■ **PROBLEM TO WORK ON**:
Images are not part of the copy; write out the rest of the data exactly as given.

■ **INPUT DATA**:
** START **
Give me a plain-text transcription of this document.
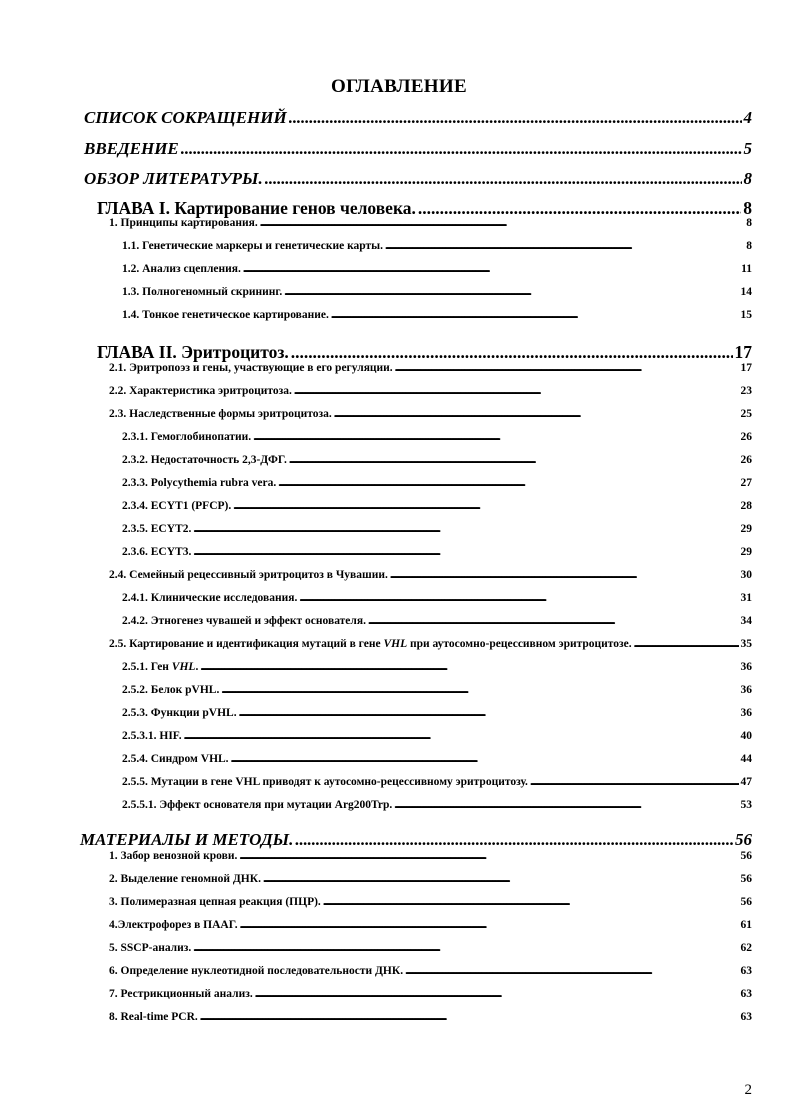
ОГЛАВЛЕНИЕ
СПИСОК СОКРАЩЕНИЙ . . .	4
ВВЕДЕНИЕ . . .	5
ОБЗОР ЛИТЕРАТУРЫ. . . .	8
ГЛАВА I. Картирование генов человека. . . .	8
1. Принципы картирования. . . .	8
1.1. Генетические маркеры и генетические карты. . . .	8
1.2. Анализ сцепления. . . .	11
1.3. Полногеномный скрининг. . . .	14
1.4. Тонкое генетическое картирование. . . .	15
ГЛАВА II. Эритроцитоз. . . .	17
2.1. Эритропоэз и гены, участвующие в его регуляции. . . .	17
2.2. Характеристика эритроцитоза. . . .	23
2.3. Наследственные формы эритроцитоза. . . .	25
2.3.1. Гемоглобинопатии. . . .	26
2.3.2. Недостаточность 2,3-ДФГ. . . .	26
2.3.3. Polycythemia rubra vera. . . .	27
2.3.4. ECYT1 (PFCP). . . .	28
2.3.5. ECYT2. . . .	29
2.3.6. ECYT3. . . .	29
2.4. Семейный рецессивный эритроцитоз в Чувашии. . . .	30
2.4.1. Клинические исследования. . . .	31
2.4.2. Этногенез чувашей и эффект основателя. . . .	34
2.5. Картирование и идентификация мутаций в гене VHL при аутосомно-рецессивном эритроцитозе. . . .	35
2.5.1. Ген VHL. . . .	36
2.5.2. Белок pVHL. . . .	36
2.5.3. Функции pVHL. . . .	36
2.5.3.1. HIF. . . .	40
2.5.4. Синдром VHL. . . .	44
2.5.5. Мутации в гене VHL приводят к аутосомно-рецессивному эритроцитозу. . . .	47
2.5.5.1. Эффект основателя при мутации Arg200Trp. . . .	53
МАТЕРИАЛЫ И МЕТОДЫ. . . .	56
1. Забор венозной крови. . . .	56
2. Выделение геномной ДНК. . . .	56
3. Полимеразная цепная реакция (ПЦР). . . .	56
4.Электрофорез в ПААГ. . . .	61
5. SSCP-анализ. . . .	62
6. Определение нуклеотидной последовательности ДНК. . . .	63
7. Рестрикционный анализ. . . .	63
8. Real-time PCR. . . .	63
2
** END **
■ **CORRECT RESULT**:
Give me a plain-text transcription of this document.
ОГЛАВЛЕНИЕ
СПИСОК СОКРАЩЕНИЙ . . .	4
ВВЕДЕНИЕ . . .	5
ОБЗОР ЛИТЕРАТУРЫ. . . .	8
ГЛАВА I. Картирование генов человека. . . .	8
1. Принципы картирования. . . .	8
1.1. Генетические маркеры и генетические карты. . . .	8
1.2. Анализ сцепления. . . .	11
1.3. Полногеномный скрининг. . . .	14
1.4. Тонкое генетическое картирование. . . .	15
ГЛАВА II. Эритроцитоз. . . .	17
2.1. Эритропоэз и гены, участвующие в его регуляции. . . .	17
2.2. Характеристика эритроцитоза. . . .	23
2.3. Наследственные формы эритроцитоза. . . .	25
2.3.1. Гемоглобинопатии. . . .	26
2.3.2. Недостаточность 2,3-ДФГ. . . .	26
2.3.3. Polycythemia rubra vera. . . .	27
2.3.4. ECYT1 (PFCP). . . .	28
2.3.5. ECYT2. . . .	29
2.3.6. ECYT3. . . .	29
2.4. Семейный рецессивный эритроцитоз в Чувашии. . . .	30
2.4.1. Клинические исследования. . . .	31
2.4.2. Этногенез чувашей и эффект основателя. . . .	34
2.5. Картирование и идентификация мутаций в гене VHL при аутосомно-рецессивном эритроцитозе. . . .	35
2.5.1. Ген VHL. . . .	36
2.5.2. Белок pVHL. . . .	36
2.5.3. Функции pVHL. . . .	36
2.5.3.1. HIF. . . .	40
2.5.4. Синдром VHL. . . .	44
2.5.5. Мутации в гене VHL приводят к аутосомно-рецессивному эритроцитозу. . . .	47
2.5.5.1. Эффект основателя при мутации Arg200Trp. . . .	53
МАТЕРИАЛЫ И МЕТОДЫ. . . .	56
1. Забор венозной крови. . . .	56
2. Выделение геномной ДНК. . . .	56
3. Полимеразная цепная реакция (ПЦР). . . .	56
4.Электрофорез в ПААГ. . . .	61
5. SSCP-анализ. . . .	62
6. Определение нуклеотидной последовательности ДНК. . . .	63
7. Рестрикционный анализ. . . .	63
8. Real-time PCR. . . .	63
2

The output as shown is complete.